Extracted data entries
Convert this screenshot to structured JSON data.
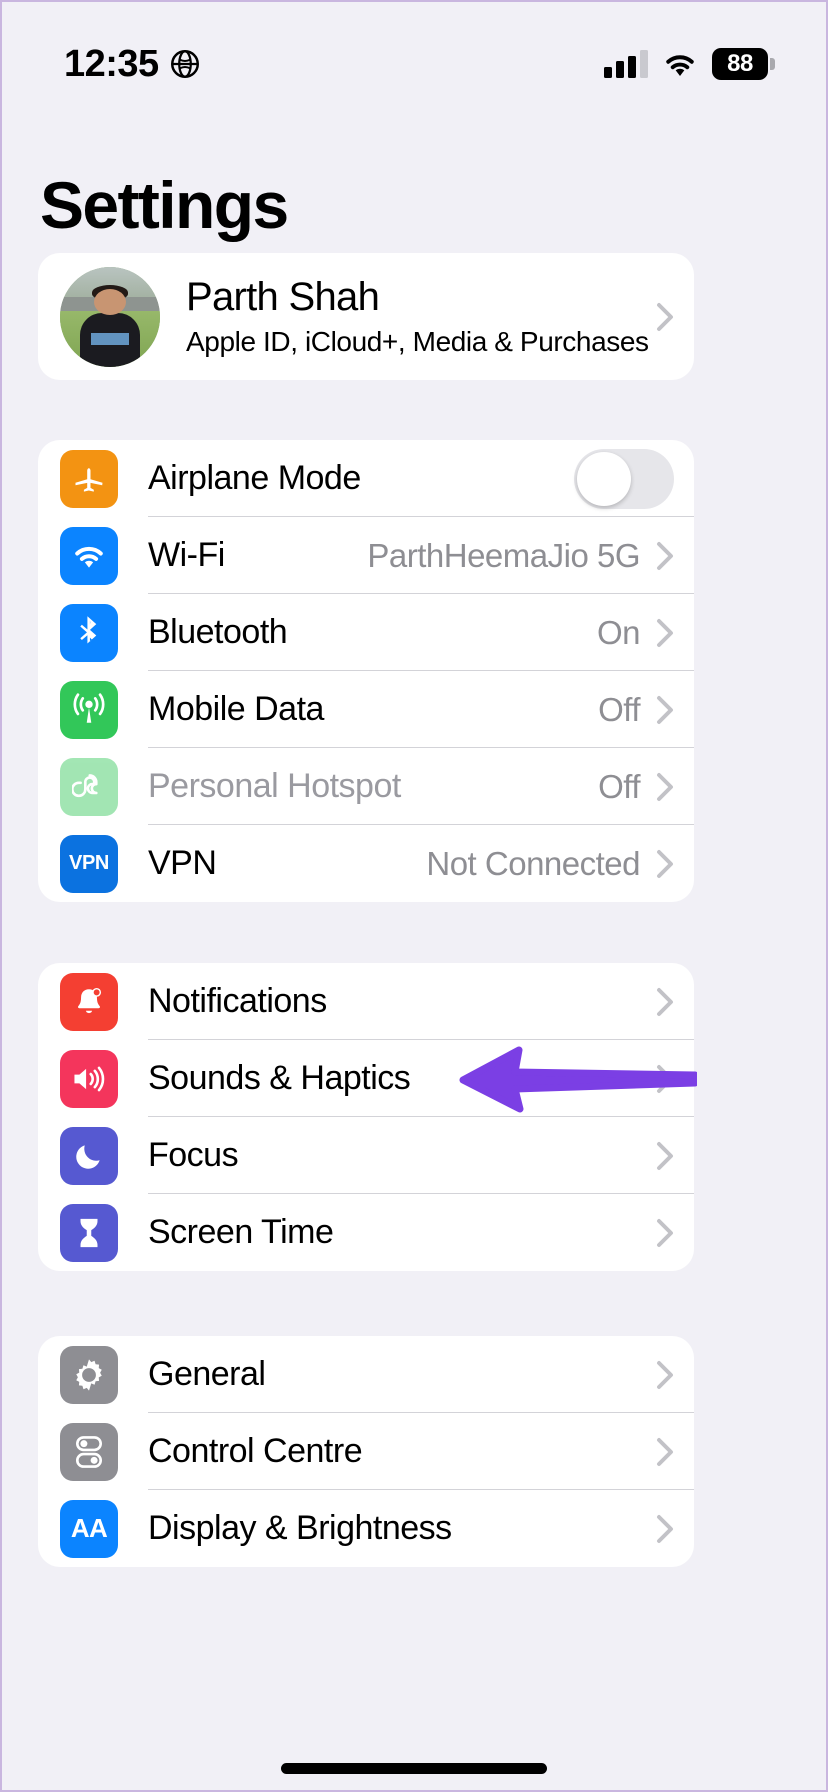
{
  "status_bar": {
    "time": "12:35",
    "location_icon": "globe-icon",
    "cellular_icon": "cellular-bars-icon",
    "wifi_icon": "wifi-icon",
    "battery_level": "88"
  },
  "header": {
    "title": "Settings"
  },
  "account": {
    "name": "Parth Shah",
    "subtitle": "Apple ID, iCloud+, Media & Purchases",
    "avatar": "profile-photo"
  },
  "groups": [
    {
      "id": "connectivity",
      "rows": [
        {
          "label": "Airplane Mode",
          "value": "",
          "icon": "airplane-icon",
          "icon_color": "#f39312",
          "accessory": "toggle",
          "toggle_on": false,
          "disabled": false
        },
        {
          "label": "Wi-Fi",
          "value": "ParthHeemaJio 5G",
          "icon": "wifi-icon",
          "icon_color": "#0b84ff",
          "accessory": "chevron",
          "disabled": false
        },
        {
          "label": "Bluetooth",
          "value": "On",
          "icon": "bluetooth-icon",
          "icon_color": "#0b84ff",
          "accessory": "chevron",
          "disabled": false
        },
        {
          "label": "Mobile Data",
          "value": "Off",
          "icon": "antenna-icon",
          "icon_color": "#32c759",
          "accessory": "chevron",
          "disabled": false
        },
        {
          "label": "Personal Hotspot",
          "value": "Off",
          "icon": "hotspot-icon",
          "icon_color": "#32c759",
          "accessory": "chevron",
          "disabled": true
        },
        {
          "label": "VPN",
          "value": "Not Connected",
          "icon": "vpn-icon",
          "icon_color": "#0b72e0",
          "accessory": "chevron",
          "disabled": false
        }
      ]
    },
    {
      "id": "alerts",
      "rows": [
        {
          "label": "Notifications",
          "value": "",
          "icon": "bell-icon",
          "icon_color": "#f43f32",
          "accessory": "chevron",
          "disabled": false
        },
        {
          "label": "Sounds & Haptics",
          "value": "",
          "icon": "speaker-icon",
          "icon_color": "#f4355c",
          "accessory": "chevron",
          "disabled": false
        },
        {
          "label": "Focus",
          "value": "",
          "icon": "moon-icon",
          "icon_color": "#5659d1",
          "accessory": "chevron",
          "disabled": false
        },
        {
          "label": "Screen Time",
          "value": "",
          "icon": "hourglass-icon",
          "icon_color": "#5659d1",
          "accessory": "chevron",
          "disabled": false
        }
      ]
    },
    {
      "id": "system",
      "rows": [
        {
          "label": "General",
          "value": "",
          "icon": "gear-icon",
          "icon_color": "#8e8e93",
          "accessory": "chevron",
          "disabled": false
        },
        {
          "label": "Control Centre",
          "value": "",
          "icon": "control-centre-icon",
          "icon_color": "#8e8e93",
          "accessory": "chevron",
          "disabled": false
        },
        {
          "label": "Display & Brightness",
          "value": "",
          "icon": "aa-icon",
          "icon_color": "#0b84ff",
          "accessory": "chevron",
          "disabled": false
        }
      ]
    }
  ],
  "annotation": {
    "arrow_icon": "left-arrow-annotation",
    "color": "#7b3fe4",
    "points_at": "Sounds & Haptics"
  },
  "home_indicator": "home-indicator-bar"
}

- Task
Return the material word for word. Pictures are not part of the copy.

- Final answer
Convert this screenshot to structured JSON data.
{
  "status_bar": {
    "time": "12:35",
    "location_icon": "globe-icon",
    "cellular_icon": "cellular-bars-icon",
    "wifi_icon": "wifi-icon",
    "battery_level": "88"
  },
  "header": {
    "title": "Settings"
  },
  "account": {
    "name": "Parth Shah",
    "subtitle": "Apple ID, iCloud+, Media & Purchases",
    "avatar": "profile-photo"
  },
  "groups": [
    {
      "id": "connectivity",
      "rows": [
        {
          "label": "Airplane Mode",
          "value": "",
          "icon": "airplane-icon",
          "icon_color": "#f39312",
          "accessory": "toggle",
          "toggle_on": false,
          "disabled": false
        },
        {
          "label": "Wi-Fi",
          "value": "ParthHeemaJio 5G",
          "icon": "wifi-icon",
          "icon_color": "#0b84ff",
          "accessory": "chevron",
          "disabled": false
        },
        {
          "label": "Bluetooth",
          "value": "On",
          "icon": "bluetooth-icon",
          "icon_color": "#0b84ff",
          "accessory": "chevron",
          "disabled": false
        },
        {
          "label": "Mobile Data",
          "value": "Off",
          "icon": "antenna-icon",
          "icon_color": "#32c759",
          "accessory": "chevron",
          "disabled": false
        },
        {
          "label": "Personal Hotspot",
          "value": "Off",
          "icon": "hotspot-icon",
          "icon_color": "#32c759",
          "accessory": "chevron",
          "disabled": true
        },
        {
          "label": "VPN",
          "value": "Not Connected",
          "icon": "vpn-icon",
          "icon_color": "#0b72e0",
          "accessory": "chevron",
          "disabled": false
        }
      ]
    },
    {
      "id": "alerts",
      "rows": [
        {
          "label": "Notifications",
          "value": "",
          "icon": "bell-icon",
          "icon_color": "#f43f32",
          "accessory": "chevron",
          "disabled": false
        },
        {
          "label": "Sounds & Haptics",
          "value": "",
          "icon": "speaker-icon",
          "icon_color": "#f4355c",
          "accessory": "chevron",
          "disabled": false
        },
        {
          "label": "Focus",
          "value": "",
          "icon": "moon-icon",
          "icon_color": "#5659d1",
          "accessory": "chevron",
          "disabled": false
        },
        {
          "label": "Screen Time",
          "value": "",
          "icon": "hourglass-icon",
          "icon_color": "#5659d1",
          "accessory": "chevron",
          "disabled": false
        }
      ]
    },
    {
      "id": "system",
      "rows": [
        {
          "label": "General",
          "value": "",
          "icon": "gear-icon",
          "icon_color": "#8e8e93",
          "accessory": "chevron",
          "disabled": false
        },
        {
          "label": "Control Centre",
          "value": "",
          "icon": "control-centre-icon",
          "icon_color": "#8e8e93",
          "accessory": "chevron",
          "disabled": false
        },
        {
          "label": "Display & Brightness",
          "value": "",
          "icon": "aa-icon",
          "icon_color": "#0b84ff",
          "accessory": "chevron",
          "disabled": false
        }
      ]
    }
  ],
  "annotation": {
    "arrow_icon": "left-arrow-annotation",
    "color": "#7b3fe4",
    "points_at": "Sounds & Haptics"
  },
  "home_indicator": "home-indicator-bar"
}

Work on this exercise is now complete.